§ Source data:
▬▬▬▬▬▬▬▬▬▬
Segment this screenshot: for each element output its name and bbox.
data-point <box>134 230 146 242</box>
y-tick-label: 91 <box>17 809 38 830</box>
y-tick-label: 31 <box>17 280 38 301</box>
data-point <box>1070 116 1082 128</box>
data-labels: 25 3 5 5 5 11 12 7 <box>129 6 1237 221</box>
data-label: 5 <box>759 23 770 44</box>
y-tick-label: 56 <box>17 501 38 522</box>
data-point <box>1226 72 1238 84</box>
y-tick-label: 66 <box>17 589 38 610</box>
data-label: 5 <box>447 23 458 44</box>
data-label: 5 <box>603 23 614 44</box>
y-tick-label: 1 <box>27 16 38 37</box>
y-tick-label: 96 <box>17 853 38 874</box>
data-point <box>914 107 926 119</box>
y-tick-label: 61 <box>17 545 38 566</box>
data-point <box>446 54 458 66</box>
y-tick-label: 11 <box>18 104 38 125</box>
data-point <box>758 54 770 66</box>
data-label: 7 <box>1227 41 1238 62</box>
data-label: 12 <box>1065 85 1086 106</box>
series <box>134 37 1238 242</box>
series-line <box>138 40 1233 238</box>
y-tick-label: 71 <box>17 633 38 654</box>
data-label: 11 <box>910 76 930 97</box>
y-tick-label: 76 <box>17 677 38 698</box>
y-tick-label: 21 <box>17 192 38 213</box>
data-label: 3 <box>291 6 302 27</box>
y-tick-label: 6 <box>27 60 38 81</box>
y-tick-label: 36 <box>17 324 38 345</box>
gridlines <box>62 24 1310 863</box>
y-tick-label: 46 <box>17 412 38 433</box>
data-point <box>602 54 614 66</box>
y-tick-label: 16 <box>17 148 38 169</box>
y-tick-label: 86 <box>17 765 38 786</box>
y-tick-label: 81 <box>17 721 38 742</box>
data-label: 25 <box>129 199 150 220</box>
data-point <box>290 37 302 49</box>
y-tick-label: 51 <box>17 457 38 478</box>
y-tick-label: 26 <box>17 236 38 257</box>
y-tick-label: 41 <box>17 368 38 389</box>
▬▬▬▬▬▬▬▬▬▬
§ YOUR OBJECTIVE:
Find each line in the records above that contains the string "point", and copy those lines.

§ OUTPUT OF THE TASK:
data-point <box>134 230 146 242</box>
data-point <box>1070 116 1082 128</box>
data-point <box>1226 72 1238 84</box>
data-point <box>914 107 926 119</box>
data-point <box>446 54 458 66</box>
data-point <box>758 54 770 66</box>
data-point <box>602 54 614 66</box>
data-point <box>290 37 302 49</box>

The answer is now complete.